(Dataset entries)
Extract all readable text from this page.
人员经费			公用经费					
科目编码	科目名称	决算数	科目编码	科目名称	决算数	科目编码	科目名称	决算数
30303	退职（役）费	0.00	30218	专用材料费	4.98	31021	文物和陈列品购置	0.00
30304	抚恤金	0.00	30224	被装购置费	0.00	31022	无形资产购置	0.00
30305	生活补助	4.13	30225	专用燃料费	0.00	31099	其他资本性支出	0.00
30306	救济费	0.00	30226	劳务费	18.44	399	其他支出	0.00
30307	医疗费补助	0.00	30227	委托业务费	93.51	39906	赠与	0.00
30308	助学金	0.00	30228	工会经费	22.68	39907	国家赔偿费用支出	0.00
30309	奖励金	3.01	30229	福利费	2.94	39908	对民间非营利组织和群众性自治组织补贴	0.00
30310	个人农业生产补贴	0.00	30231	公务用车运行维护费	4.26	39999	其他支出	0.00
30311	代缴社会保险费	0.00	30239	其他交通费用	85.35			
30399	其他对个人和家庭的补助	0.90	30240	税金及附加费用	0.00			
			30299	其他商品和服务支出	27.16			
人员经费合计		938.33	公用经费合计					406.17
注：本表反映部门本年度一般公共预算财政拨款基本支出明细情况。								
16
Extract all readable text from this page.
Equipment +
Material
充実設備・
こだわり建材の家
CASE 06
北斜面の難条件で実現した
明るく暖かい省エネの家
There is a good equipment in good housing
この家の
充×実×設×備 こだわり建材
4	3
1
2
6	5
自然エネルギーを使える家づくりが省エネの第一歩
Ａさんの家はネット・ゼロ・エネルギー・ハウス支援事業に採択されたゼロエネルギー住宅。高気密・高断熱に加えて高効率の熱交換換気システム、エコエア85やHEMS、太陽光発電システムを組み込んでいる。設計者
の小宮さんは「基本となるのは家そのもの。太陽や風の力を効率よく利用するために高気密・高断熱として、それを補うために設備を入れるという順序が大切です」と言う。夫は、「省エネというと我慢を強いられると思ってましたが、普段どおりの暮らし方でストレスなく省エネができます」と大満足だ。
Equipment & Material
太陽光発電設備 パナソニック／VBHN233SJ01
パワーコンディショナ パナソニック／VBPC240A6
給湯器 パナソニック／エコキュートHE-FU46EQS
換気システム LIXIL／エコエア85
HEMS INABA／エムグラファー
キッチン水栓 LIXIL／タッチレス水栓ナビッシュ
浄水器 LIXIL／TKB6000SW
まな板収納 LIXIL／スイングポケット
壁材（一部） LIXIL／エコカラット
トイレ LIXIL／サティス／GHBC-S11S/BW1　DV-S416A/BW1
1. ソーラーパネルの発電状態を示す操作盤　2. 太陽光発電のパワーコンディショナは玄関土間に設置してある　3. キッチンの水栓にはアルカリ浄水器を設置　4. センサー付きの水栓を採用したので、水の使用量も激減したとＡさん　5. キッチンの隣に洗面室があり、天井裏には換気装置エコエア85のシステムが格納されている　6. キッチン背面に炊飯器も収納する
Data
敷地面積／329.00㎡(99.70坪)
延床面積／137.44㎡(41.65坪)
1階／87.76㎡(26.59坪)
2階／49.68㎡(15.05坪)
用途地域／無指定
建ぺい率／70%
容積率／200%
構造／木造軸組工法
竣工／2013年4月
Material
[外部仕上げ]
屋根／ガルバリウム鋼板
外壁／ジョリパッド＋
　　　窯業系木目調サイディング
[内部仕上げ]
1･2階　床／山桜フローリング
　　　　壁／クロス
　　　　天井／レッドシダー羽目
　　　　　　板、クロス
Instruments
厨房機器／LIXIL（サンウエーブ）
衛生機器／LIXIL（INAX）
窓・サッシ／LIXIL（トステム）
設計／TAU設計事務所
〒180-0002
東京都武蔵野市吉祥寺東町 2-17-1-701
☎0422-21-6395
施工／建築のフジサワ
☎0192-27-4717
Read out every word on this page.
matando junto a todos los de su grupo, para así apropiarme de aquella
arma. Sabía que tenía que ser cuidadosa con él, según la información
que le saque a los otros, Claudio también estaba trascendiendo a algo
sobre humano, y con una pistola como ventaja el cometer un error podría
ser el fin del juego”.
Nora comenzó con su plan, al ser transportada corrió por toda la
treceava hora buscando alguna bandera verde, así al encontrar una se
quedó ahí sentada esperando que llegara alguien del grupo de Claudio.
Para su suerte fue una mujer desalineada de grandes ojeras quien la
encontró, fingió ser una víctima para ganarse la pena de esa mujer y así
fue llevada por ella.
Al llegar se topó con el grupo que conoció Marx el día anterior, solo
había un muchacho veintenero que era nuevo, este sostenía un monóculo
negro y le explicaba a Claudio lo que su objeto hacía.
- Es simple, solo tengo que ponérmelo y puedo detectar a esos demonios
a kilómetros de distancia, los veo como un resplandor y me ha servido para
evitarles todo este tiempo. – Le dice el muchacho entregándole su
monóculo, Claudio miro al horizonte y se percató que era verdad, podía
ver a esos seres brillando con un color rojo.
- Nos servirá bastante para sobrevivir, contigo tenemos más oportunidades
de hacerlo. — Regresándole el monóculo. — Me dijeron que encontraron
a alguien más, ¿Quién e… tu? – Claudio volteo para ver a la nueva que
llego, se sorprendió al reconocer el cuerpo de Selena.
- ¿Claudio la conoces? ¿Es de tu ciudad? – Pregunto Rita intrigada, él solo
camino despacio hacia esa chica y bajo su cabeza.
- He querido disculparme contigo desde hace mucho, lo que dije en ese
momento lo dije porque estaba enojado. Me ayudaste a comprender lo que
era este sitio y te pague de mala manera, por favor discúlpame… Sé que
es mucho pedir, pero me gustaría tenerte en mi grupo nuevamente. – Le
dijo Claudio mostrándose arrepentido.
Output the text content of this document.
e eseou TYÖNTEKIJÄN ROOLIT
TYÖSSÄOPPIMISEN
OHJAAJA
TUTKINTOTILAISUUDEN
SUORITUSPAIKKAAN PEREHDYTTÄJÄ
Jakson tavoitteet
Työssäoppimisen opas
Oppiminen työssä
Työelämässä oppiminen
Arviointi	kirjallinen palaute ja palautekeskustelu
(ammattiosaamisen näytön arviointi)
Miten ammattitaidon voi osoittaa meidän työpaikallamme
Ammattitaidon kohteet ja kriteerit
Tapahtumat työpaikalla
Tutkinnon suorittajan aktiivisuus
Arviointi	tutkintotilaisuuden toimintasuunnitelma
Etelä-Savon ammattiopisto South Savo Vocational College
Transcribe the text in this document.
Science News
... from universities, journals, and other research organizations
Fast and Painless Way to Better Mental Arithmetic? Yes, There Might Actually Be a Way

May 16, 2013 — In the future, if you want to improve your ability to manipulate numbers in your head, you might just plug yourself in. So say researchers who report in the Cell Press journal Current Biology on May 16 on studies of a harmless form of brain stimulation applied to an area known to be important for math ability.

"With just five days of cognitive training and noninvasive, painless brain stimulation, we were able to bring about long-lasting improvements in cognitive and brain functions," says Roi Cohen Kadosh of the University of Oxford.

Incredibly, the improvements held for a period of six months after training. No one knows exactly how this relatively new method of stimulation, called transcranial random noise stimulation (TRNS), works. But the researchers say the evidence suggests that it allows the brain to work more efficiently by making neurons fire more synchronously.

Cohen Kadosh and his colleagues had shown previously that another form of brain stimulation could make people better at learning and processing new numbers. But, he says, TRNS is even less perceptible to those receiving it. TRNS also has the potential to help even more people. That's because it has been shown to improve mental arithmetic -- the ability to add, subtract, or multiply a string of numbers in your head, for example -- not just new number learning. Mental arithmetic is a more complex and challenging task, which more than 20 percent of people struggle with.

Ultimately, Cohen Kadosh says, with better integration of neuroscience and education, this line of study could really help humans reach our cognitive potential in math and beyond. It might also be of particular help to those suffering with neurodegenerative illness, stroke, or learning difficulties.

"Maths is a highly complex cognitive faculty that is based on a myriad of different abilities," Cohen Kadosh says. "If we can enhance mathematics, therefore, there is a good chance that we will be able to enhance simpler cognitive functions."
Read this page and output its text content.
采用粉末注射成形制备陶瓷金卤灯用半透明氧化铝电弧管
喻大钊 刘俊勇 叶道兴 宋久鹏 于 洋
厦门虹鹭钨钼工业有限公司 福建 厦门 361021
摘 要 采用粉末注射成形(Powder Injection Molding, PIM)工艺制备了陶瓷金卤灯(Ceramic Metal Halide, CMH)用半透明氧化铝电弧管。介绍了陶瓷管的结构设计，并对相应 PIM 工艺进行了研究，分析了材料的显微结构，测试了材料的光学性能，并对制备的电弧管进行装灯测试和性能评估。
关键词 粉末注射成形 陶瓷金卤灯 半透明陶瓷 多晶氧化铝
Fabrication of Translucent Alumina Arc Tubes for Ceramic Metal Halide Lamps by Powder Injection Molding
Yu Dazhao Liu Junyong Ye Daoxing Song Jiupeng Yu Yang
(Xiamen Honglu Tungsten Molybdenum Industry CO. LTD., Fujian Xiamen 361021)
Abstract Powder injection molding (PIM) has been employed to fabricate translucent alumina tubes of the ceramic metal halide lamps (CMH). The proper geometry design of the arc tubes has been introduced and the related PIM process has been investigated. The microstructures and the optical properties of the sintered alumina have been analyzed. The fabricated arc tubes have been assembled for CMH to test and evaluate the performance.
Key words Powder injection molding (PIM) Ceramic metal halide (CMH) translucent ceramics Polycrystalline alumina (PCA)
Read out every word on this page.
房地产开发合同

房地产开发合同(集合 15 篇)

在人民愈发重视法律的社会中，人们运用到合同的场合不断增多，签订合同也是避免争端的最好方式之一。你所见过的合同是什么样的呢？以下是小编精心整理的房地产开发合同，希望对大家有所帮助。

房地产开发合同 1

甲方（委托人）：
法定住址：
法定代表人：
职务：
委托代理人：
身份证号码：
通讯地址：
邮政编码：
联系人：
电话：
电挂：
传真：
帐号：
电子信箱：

=== WHAT YOU SHOULD DO ===
Pull every line holding "esos" out of the records.

=== WORKED SOLUTION ===
- Es simple, solo tengo que ponérmelo y puedo detectar a esos demonios
ver a esos seres brillando con un color rojo.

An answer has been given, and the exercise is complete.